• **Aim of the exercise**:
Scan the records below for the word "Exploration" and give only the number of lines that hold it.

• **Data for this exercise**:
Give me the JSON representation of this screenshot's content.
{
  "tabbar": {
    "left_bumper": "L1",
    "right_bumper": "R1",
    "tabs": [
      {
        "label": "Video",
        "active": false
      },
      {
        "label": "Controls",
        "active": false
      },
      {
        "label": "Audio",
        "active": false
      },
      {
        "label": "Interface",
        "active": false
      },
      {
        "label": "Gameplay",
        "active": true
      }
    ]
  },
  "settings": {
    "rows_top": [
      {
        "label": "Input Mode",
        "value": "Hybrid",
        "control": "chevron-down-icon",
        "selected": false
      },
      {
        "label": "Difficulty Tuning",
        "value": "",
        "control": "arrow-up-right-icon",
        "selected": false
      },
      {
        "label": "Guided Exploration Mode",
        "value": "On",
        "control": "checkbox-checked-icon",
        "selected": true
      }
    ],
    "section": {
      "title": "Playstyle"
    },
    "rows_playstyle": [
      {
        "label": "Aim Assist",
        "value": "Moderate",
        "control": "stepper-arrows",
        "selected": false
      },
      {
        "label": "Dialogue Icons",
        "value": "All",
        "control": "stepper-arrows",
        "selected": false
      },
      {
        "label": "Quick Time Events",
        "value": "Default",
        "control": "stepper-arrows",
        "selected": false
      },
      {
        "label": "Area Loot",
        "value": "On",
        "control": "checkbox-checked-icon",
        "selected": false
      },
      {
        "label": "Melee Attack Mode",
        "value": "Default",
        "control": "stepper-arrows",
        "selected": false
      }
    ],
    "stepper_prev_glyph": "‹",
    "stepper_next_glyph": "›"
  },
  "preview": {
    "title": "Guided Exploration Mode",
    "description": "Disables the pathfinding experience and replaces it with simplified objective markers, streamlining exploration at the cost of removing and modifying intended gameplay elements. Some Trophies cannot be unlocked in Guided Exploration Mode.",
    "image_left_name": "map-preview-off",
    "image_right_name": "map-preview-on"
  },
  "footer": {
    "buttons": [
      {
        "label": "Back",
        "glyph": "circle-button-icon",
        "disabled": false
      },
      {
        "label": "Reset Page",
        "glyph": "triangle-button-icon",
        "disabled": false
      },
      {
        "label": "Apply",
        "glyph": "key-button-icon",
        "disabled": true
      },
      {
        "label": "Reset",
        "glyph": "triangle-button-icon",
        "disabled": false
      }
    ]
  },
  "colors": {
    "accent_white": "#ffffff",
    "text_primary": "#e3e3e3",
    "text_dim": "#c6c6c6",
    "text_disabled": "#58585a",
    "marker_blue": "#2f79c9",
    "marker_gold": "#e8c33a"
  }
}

• **Task output**:
3